**** Data in this exercise ****

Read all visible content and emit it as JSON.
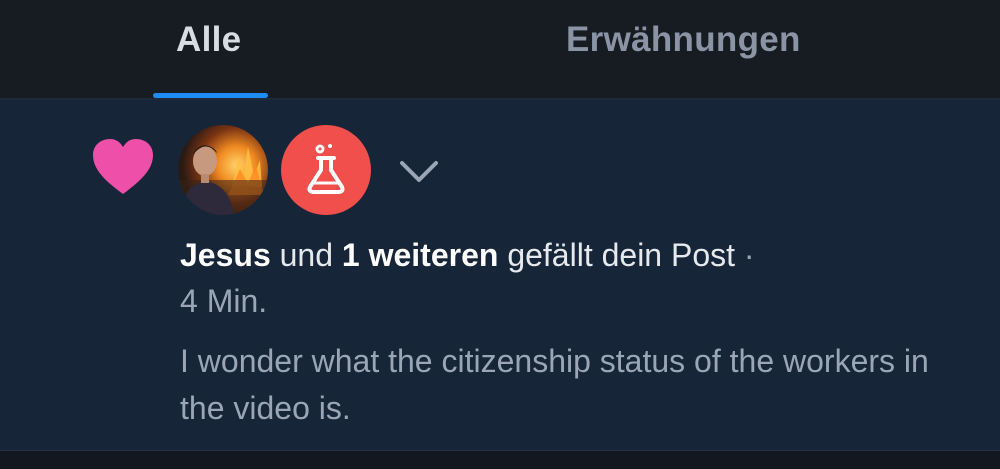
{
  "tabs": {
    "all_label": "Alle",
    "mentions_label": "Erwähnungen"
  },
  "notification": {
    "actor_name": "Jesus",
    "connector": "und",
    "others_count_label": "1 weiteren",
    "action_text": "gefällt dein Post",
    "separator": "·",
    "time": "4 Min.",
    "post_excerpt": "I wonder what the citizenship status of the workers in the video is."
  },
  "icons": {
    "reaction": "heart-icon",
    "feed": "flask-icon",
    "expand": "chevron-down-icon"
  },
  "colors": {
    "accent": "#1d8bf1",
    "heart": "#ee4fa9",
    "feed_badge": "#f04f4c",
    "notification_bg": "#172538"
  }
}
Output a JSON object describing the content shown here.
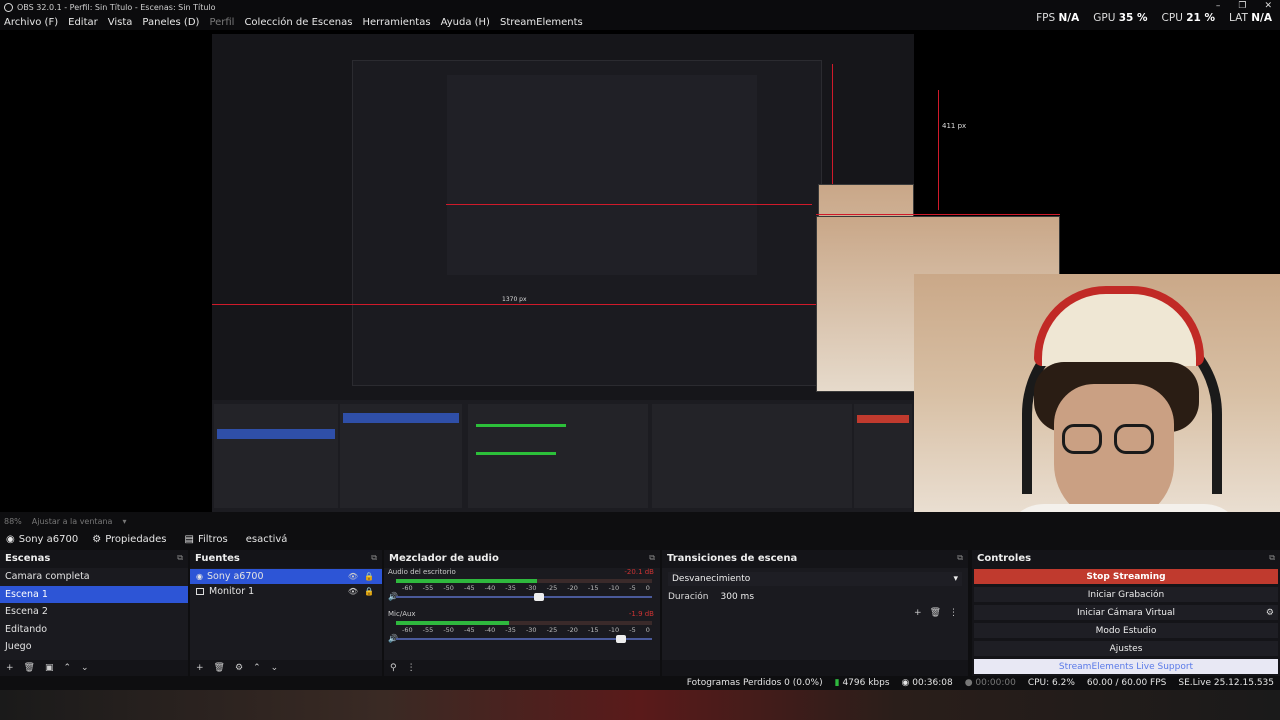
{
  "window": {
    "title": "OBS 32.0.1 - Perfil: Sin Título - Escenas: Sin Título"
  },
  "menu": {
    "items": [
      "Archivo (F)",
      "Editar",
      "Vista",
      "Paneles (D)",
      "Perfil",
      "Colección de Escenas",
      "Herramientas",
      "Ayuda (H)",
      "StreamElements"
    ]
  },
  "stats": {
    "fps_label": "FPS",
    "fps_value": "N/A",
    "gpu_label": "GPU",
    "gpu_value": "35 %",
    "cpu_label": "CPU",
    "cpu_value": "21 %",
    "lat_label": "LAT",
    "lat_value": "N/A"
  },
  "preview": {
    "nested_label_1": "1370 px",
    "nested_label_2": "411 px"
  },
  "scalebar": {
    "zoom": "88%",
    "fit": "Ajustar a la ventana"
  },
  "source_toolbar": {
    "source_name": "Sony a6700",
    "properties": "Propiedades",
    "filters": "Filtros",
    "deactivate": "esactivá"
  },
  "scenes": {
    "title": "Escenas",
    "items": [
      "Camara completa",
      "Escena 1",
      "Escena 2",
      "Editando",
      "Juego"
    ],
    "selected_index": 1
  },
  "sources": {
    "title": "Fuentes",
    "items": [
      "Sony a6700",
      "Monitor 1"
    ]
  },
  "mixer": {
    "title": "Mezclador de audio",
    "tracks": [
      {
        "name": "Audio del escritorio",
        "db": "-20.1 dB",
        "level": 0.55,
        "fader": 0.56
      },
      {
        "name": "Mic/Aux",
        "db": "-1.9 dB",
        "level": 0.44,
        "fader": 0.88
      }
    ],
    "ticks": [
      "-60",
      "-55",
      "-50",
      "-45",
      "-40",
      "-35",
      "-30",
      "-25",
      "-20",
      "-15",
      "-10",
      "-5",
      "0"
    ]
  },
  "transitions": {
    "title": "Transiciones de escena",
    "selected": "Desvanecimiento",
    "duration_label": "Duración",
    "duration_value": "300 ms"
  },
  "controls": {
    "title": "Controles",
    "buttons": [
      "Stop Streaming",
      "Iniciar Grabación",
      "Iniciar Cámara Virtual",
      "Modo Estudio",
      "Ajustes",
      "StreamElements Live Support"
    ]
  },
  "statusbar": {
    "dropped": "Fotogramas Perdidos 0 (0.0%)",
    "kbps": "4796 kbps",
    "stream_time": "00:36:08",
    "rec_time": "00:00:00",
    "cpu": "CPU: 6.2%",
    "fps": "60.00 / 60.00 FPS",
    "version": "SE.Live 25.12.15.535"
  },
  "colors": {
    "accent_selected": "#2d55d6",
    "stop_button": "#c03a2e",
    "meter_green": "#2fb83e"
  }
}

****

■ The request:
Each record above must be returned exactly as written, with its pictures omitted.

■ Answer to the exercise:
Read all visible content and emit it as JSON.
{
  "tabs": {
    "all_label": "Alle",
    "mentions_label": "Erwähnungen"
  },
  "notification": {
    "actor_name": "Jesus",
    "connector": "und",
    "others_count_label": "1 weiteren",
    "action_text": "gefällt dein Post",
    "separator": "·",
    "time": "4 Min.",
    "post_excerpt": "I wonder what the citizenship status of the workers in the video is."
  },
  "icons": {
    "reaction": "heart-icon",
    "feed": "flask-icon",
    "expand": "chevron-down-icon"
  },
  "colors": {
    "accent": "#1d8bf1",
    "heart": "#ee4fa9",
    "feed_badge": "#f04f4c",
    "notification_bg": "#172538"
  }
}
Output a JSON object describing the content shown here.
{
  "window": {
    "title": "OBS 32.0.1 - Perfil: Sin Título - Escenas: Sin Título"
  },
  "menu": {
    "items": [
      "Archivo (F)",
      "Editar",
      "Vista",
      "Paneles (D)",
      "Perfil",
      "Colección de Escenas",
      "Herramientas",
      "Ayuda (H)",
      "StreamElements"
    ]
  },
  "stats": {
    "fps_label": "FPS",
    "fps_value": "N/A",
    "gpu_label": "GPU",
    "gpu_value": "35 %",
    "cpu_label": "CPU",
    "cpu_value": "21 %",
    "lat_label": "LAT",
    "lat_value": "N/A"
  },
  "preview": {
    "nested_label_1": "1370 px",
    "nested_label_2": "411 px"
  },
  "scalebar": {
    "zoom": "88%",
    "fit": "Ajustar a la ventana"
  },
  "source_toolbar": {
    "source_name": "Sony a6700",
    "properties": "Propiedades",
    "filters": "Filtros",
    "deactivate": "esactivá"
  },
  "scenes": {
    "title": "Escenas",
    "items": [
      "Camara completa",
      "Escena 1",
      "Escena 2",
      "Editando",
      "Juego"
    ],
    "selected_index": 1
  },
  "sources": {
    "title": "Fuentes",
    "items": [
      "Sony a6700",
      "Monitor 1"
    ]
  },
  "mixer": {
    "title": "Mezclador de audio",
    "tracks": [
      {
        "name": "Audio del escritorio",
        "db": "-20.1 dB",
        "level": 0.55,
        "fader": 0.56
      },
      {
        "name": "Mic/Aux",
        "db": "-1.9 dB",
        "level": 0.44,
        "fader": 0.88
      }
    ],
    "ticks": [
      "-60",
      "-55",
      "-50",
      "-45",
      "-40",
      "-35",
      "-30",
      "-25",
      "-20",
      "-15",
      "-10",
      "-5",
      "0"
    ]
  },
  "transitions": {
    "title": "Transiciones de escena",
    "selected": "Desvanecimiento",
    "duration_label": "Duración",
    "duration_value": "300 ms"
  },
  "controls": {
    "title": "Controles",
    "buttons": [
      "Stop Streaming",
      "Iniciar Grabación",
      "Iniciar Cámara Virtual",
      "Modo Estudio",
      "Ajustes",
      "StreamElements Live Support"
    ]
  },
  "statusbar": {
    "dropped": "Fotogramas Perdidos 0 (0.0%)",
    "kbps": "4796 kbps",
    "stream_time": "00:36:08",
    "rec_time": "00:00:00",
    "cpu": "CPU: 6.2%",
    "fps": "60.00 / 60.00 FPS",
    "version": "SE.Live 25.12.15.535"
  },
  "colors": {
    "accent_selected": "#2d55d6",
    "stop_button": "#c03a2e",
    "meter_green": "#2fb83e"
  }
}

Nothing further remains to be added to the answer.